| WHAT THE EXERCISE ASKS |
Copy nothing but the text: reproduce each line of the listing exactly and leave the pictures out.

| INFORMATION SUPPLIED |
========

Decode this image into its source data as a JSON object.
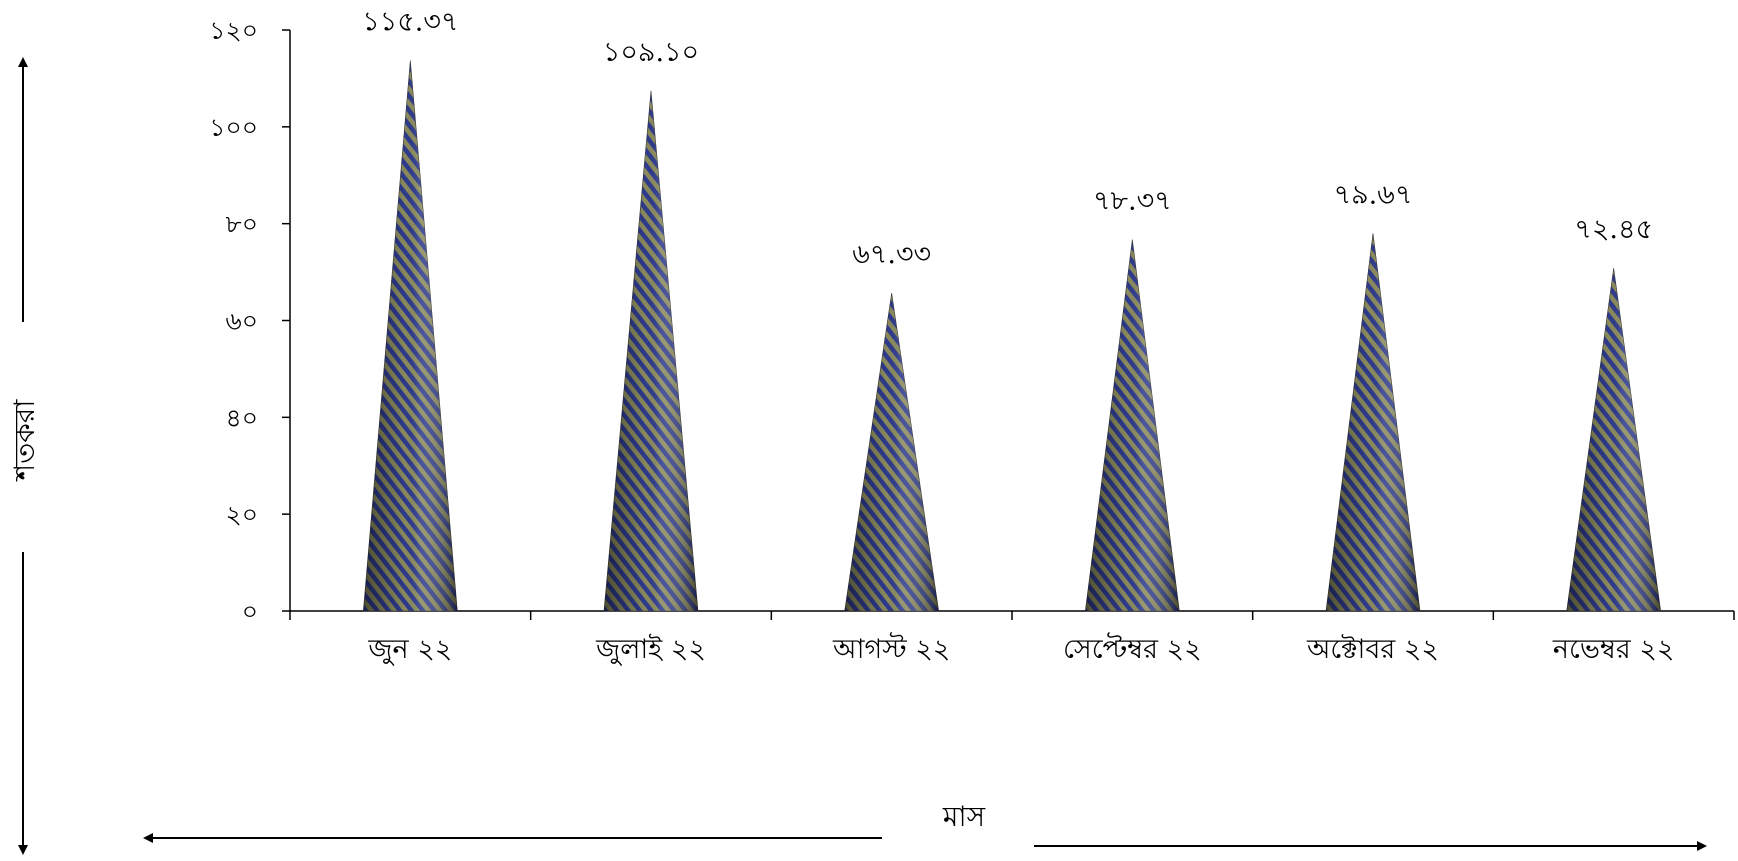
{
  "chart_data": {
    "type": "bar",
    "bar_shape": "cone",
    "categories": [
      "জুন ২২",
      "জুলাই ২২",
      "আগস্ট ২২",
      "সেপ্টেম্বর ২২",
      "অক্টোবর ২২",
      "নভেম্বর ২২"
    ],
    "values": [
      115.37,
      109.1,
      67.33,
      78.37,
      79.67,
      72.45
    ],
    "data_labels": [
      "১১৫.৩৭",
      "১০৯.১০",
      "৬৭.৩৩",
      "৭৮.৩৭",
      "৭৯.৬৭",
      "৭২.৪৫"
    ],
    "yticks": [
      0,
      20,
      40,
      60,
      80,
      100,
      120
    ],
    "ytick_labels": [
      "০",
      "২০",
      "৪০",
      "৬০",
      "৮০",
      "১০০",
      "১২০"
    ],
    "ylim": [
      0,
      120
    ],
    "xlabel": "মাস",
    "ylabel": "শতকরা",
    "title": "",
    "grid": false,
    "legend": "none",
    "colors": {
      "stripe_a": "#2e3a8c",
      "stripe_b": "#8a8a5c",
      "axis": "#000000"
    }
  }
}
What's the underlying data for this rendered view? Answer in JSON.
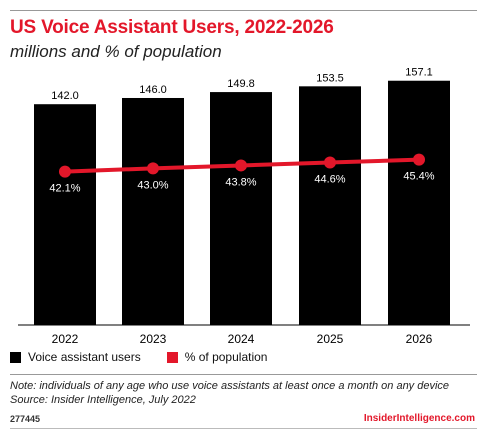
{
  "header": {
    "title": "US Voice Assistant Users, 2022-2026",
    "subtitle": "millions and % of population"
  },
  "legend": {
    "bars_label": "Voice assistant users",
    "line_label": "% of population"
  },
  "footer": {
    "note_line1": "Note: individuals of any age who use voice assistants at least once a month on any device",
    "note_line2": "Source: Insider Intelligence, July 2022",
    "chart_id": "277445",
    "brand": "InsiderIntelligence.com"
  },
  "colors": {
    "bar": "#000000",
    "line": "#e3172a",
    "title": "#e3172a"
  },
  "chart_data": {
    "type": "bar",
    "categories": [
      "2022",
      "2023",
      "2024",
      "2025",
      "2026"
    ],
    "series": [
      {
        "name": "Voice assistant users",
        "type": "bar",
        "values": [
          142.0,
          146.0,
          149.8,
          153.5,
          157.1
        ],
        "labels": [
          "142.0",
          "146.0",
          "149.8",
          "153.5",
          "157.1"
        ]
      },
      {
        "name": "% of population",
        "type": "line",
        "values": [
          42.1,
          43.0,
          43.8,
          44.6,
          45.4
        ],
        "labels": [
          "42.1%",
          "43.0%",
          "43.8%",
          "44.6%",
          "45.4%"
        ]
      }
    ],
    "title": "US Voice Assistant Users, 2022-2026",
    "subtitle": "millions and % of population",
    "ylim_bars": [
      0,
      164
    ],
    "ylim_line": [
      0,
      70
    ],
    "grid": false,
    "legend_position": "bottom-left"
  }
}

========

| SOLUTION |
Decode this image into its source data as a JSON object.
{
  "chart_data": {
    "type": "bar",
    "bar_shape": "cone",
    "categories": [
      "জুন ২২",
      "জুলাই ২২",
      "আগস্ট ২২",
      "সেপ্টেম্বর ২২",
      "অক্টোবর ২২",
      "নভেম্বর ২২"
    ],
    "values": [
      115.37,
      109.1,
      67.33,
      78.37,
      79.67,
      72.45
    ],
    "data_labels": [
      "১১৫.৩৭",
      "১০৯.১০",
      "৬৭.৩৩",
      "৭৮.৩৭",
      "৭৯.৬৭",
      "৭২.৪৫"
    ],
    "yticks": [
      0,
      20,
      40,
      60,
      80,
      100,
      120
    ],
    "ytick_labels": [
      "০",
      "২০",
      "৪০",
      "৬০",
      "৮০",
      "১০০",
      "১২০"
    ],
    "ylim": [
      0,
      120
    ],
    "xlabel": "মাস",
    "ylabel": "শতকরা",
    "title": "",
    "grid": false,
    "legend": "none",
    "colors": {
      "stripe_a": "#2e3a8c",
      "stripe_b": "#8a8a5c",
      "axis": "#000000"
    }
  }
}
What's the underlying data for this rendered view? Answer in JSON.
{
  "header": {
    "title": "US Voice Assistant Users, 2022-2026",
    "subtitle": "millions and % of population"
  },
  "legend": {
    "bars_label": "Voice assistant users",
    "line_label": "% of population"
  },
  "footer": {
    "note_line1": "Note: individuals of any age who use voice assistants at least once a month on any device",
    "note_line2": "Source: Insider Intelligence, July 2022",
    "chart_id": "277445",
    "brand": "InsiderIntelligence.com"
  },
  "colors": {
    "bar": "#000000",
    "line": "#e3172a",
    "title": "#e3172a"
  },
  "chart_data": {
    "type": "bar",
    "categories": [
      "2022",
      "2023",
      "2024",
      "2025",
      "2026"
    ],
    "series": [
      {
        "name": "Voice assistant users",
        "type": "bar",
        "values": [
          142.0,
          146.0,
          149.8,
          153.5,
          157.1
        ],
        "labels": [
          "142.0",
          "146.0",
          "149.8",
          "153.5",
          "157.1"
        ]
      },
      {
        "name": "% of population",
        "type": "line",
        "values": [
          42.1,
          43.0,
          43.8,
          44.6,
          45.4
        ],
        "labels": [
          "42.1%",
          "43.0%",
          "43.8%",
          "44.6%",
          "45.4%"
        ]
      }
    ],
    "title": "US Voice Assistant Users, 2022-2026",
    "subtitle": "millions and % of population",
    "ylim_bars": [
      0,
      164
    ],
    "ylim_line": [
      0,
      70
    ],
    "grid": false,
    "legend_position": "bottom-left"
  }
}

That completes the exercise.